● **Exercise aim**
Transcribe every line of the records verbatim.

● **Input**
>>

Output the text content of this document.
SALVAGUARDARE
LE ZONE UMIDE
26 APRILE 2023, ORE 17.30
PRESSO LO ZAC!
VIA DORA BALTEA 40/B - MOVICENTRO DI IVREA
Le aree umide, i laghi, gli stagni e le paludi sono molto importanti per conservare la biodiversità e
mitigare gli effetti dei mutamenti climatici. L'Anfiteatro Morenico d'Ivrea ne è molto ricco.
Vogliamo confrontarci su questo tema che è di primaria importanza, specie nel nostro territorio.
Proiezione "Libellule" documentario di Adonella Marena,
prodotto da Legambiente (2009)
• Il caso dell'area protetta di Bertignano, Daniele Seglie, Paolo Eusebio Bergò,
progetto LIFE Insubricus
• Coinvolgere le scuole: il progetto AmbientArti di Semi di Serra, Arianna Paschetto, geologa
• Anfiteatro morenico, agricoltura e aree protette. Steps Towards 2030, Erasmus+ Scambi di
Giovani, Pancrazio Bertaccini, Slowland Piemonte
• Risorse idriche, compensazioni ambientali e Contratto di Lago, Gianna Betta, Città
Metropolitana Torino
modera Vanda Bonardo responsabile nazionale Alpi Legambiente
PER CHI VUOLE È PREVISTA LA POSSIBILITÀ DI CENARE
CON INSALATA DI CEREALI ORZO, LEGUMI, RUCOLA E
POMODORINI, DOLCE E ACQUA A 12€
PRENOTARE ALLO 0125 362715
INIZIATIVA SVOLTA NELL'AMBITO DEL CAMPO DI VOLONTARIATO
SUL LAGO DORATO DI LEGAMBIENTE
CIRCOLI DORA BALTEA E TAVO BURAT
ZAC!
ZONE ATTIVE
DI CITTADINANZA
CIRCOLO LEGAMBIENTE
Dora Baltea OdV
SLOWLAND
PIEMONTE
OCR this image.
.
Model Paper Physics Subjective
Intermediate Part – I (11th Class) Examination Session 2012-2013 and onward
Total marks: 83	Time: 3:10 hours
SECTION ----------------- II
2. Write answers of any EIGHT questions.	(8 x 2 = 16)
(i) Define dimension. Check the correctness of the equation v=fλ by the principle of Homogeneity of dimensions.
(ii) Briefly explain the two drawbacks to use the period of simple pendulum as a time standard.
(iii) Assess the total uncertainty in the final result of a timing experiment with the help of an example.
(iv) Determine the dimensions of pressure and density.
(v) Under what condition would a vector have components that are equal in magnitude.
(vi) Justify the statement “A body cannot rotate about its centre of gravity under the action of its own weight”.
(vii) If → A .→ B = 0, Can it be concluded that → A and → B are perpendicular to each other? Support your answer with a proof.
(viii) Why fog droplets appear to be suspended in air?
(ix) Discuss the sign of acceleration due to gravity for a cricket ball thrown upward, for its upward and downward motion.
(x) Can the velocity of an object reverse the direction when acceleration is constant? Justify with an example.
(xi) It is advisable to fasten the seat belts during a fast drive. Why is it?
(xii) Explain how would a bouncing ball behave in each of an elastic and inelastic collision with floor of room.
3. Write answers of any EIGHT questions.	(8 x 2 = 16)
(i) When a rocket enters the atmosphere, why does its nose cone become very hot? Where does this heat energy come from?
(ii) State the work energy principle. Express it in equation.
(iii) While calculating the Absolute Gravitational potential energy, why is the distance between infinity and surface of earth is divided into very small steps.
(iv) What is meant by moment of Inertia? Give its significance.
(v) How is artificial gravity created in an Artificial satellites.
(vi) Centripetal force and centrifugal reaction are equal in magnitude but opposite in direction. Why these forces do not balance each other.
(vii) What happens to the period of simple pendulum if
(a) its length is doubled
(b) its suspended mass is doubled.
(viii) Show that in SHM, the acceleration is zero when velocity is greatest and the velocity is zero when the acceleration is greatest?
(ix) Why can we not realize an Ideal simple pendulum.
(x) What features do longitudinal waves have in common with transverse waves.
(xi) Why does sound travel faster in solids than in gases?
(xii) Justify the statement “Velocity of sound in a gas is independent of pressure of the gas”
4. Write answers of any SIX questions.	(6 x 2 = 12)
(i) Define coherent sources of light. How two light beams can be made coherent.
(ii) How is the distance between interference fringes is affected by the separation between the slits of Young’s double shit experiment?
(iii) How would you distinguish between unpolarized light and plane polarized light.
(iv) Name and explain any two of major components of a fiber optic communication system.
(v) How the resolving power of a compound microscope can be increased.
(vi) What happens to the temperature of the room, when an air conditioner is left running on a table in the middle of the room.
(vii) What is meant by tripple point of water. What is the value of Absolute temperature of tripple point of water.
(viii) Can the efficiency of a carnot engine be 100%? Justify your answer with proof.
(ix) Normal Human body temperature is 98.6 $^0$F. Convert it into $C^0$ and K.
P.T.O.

<<

● **Full solution**
Output the text content of this document.
SALVAGUARDARE
LE ZONE UMIDE
26 APRILE 2023, ORE 17.30
PRESSO LO ZAC!
VIA DORA BALTEA 40/B - MOVICENTRO DI IVREA
Le aree umide, i laghi, gli stagni e le paludi sono molto importanti per conservare la biodiversità e
mitigare gli effetti dei mutamenti climatici. L'Anfiteatro Morenico d'Ivrea ne è molto ricco.
Vogliamo confrontarci su questo tema che è di primaria importanza, specie nel nostro territorio.
Proiezione "Libellule" documentario di Adonella Marena,
prodotto da Legambiente (2009)
• Il caso dell'area protetta di Bertignano, Daniele Seglie, Paolo Eusebio Bergò,
progetto LIFE Insubricus
• Coinvolgere le scuole: il progetto AmbientArti di Semi di Serra, Arianna Paschetto, geologa
• Anfiteatro morenico, agricoltura e aree protette. Steps Towards 2030, Erasmus+ Scambi di
Giovani, Pancrazio Bertaccini, Slowland Piemonte
• Risorse idriche, compensazioni ambientali e Contratto di Lago, Gianna Betta, Città
Metropolitana Torino
modera Vanda Bonardo responsabile nazionale Alpi Legambiente
PER CHI VUOLE È PREVISTA LA POSSIBILITÀ DI CENARE
CON INSALATA DI CEREALI ORZO, LEGUMI, RUCOLA E
POMODORINI, DOLCE E ACQUA A 12€
PRENOTARE ALLO 0125 362715
INIZIATIVA SVOLTA NELL'AMBITO DEL CAMPO DI VOLONTARIATO
SUL LAGO DORATO DI LEGAMBIENTE
CIRCOLI DORA BALTEA E TAVO BURAT
ZAC!
ZONE ATTIVE
DI CITTADINANZA
CIRCOLO LEGAMBIENTE
Dora Baltea OdV
SLOWLAND
PIEMONTE
OCR this image.
.
Model Paper Physics Subjective
Intermediate Part – I (11th Class) Examination Session 2012-2013 and onward
Total marks: 83	Time: 3:10 hours
SECTION ----------------- II
2. Write answers of any EIGHT questions.	(8 x 2 = 16)
(i) Define dimension. Check the correctness of the equation v=fλ by the principle of Homogeneity of dimensions.
(ii) Briefly explain the two drawbacks to use the period of simple pendulum as a time standard.
(iii) Assess the total uncertainty in the final result of a timing experiment with the help of an example.
(iv) Determine the dimensions of pressure and density.
(v) Under what condition would a vector have components that are equal in magnitude.
(vi) Justify the statement “A body cannot rotate about its centre of gravity under the action of its own weight”.
(vii) If → A .→ B = 0, Can it be concluded that → A and → B are perpendicular to each other? Support your answer with a proof.
(viii) Why fog droplets appear to be suspended in air?
(ix) Discuss the sign of acceleration due to gravity for a cricket ball thrown upward, for its upward and downward motion.
(x) Can the velocity of an object reverse the direction when acceleration is constant? Justify with an example.
(xi) It is advisable to fasten the seat belts during a fast drive. Why is it?
(xii) Explain how would a bouncing ball behave in each of an elastic and inelastic collision with floor of room.
3. Write answers of any EIGHT questions.	(8 x 2 = 16)
(i) When a rocket enters the atmosphere, why does its nose cone become very hot? Where does this heat energy come from?
(ii) State the work energy principle. Express it in equation.
(iii) While calculating the Absolute Gravitational potential energy, why is the distance between infinity and surface of earth is divided into very small steps.
(iv) What is meant by moment of Inertia? Give its significance.
(v) How is artificial gravity created in an Artificial satellites.
(vi) Centripetal force and centrifugal reaction are equal in magnitude but opposite in direction. Why these forces do not balance each other.
(vii) What happens to the period of simple pendulum if
(a) its length is doubled
(b) its suspended mass is doubled.
(viii) Show that in SHM, the acceleration is zero when velocity is greatest and the velocity is zero when the acceleration is greatest?
(ix) Why can we not realize an Ideal simple pendulum.
(x) What features do longitudinal waves have in common with transverse waves.
(xi) Why does sound travel faster in solids than in gases?
(xii) Justify the statement “Velocity of sound in a gas is independent of pressure of the gas”
4. Write answers of any SIX questions.	(6 x 2 = 12)
(i) Define coherent sources of light. How two light beams can be made coherent.
(ii) How is the distance between interference fringes is affected by the separation between the slits of Young’s double shit experiment?
(iii) How would you distinguish between unpolarized light and plane polarized light.
(iv) Name and explain any two of major components of a fiber optic communication system.
(v) How the resolving power of a compound microscope can be increased.
(vi) What happens to the temperature of the room, when an air conditioner is left running on a table in the middle of the room.
(vii) What is meant by tripple point of water. What is the value of Absolute temperature of tripple point of water.
(viii) Can the efficiency of a carnot engine be 100%? Justify your answer with proof.
(ix) Normal Human body temperature is 98.6 $^0$F. Convert it into $C^0$ and K.
P.T.O.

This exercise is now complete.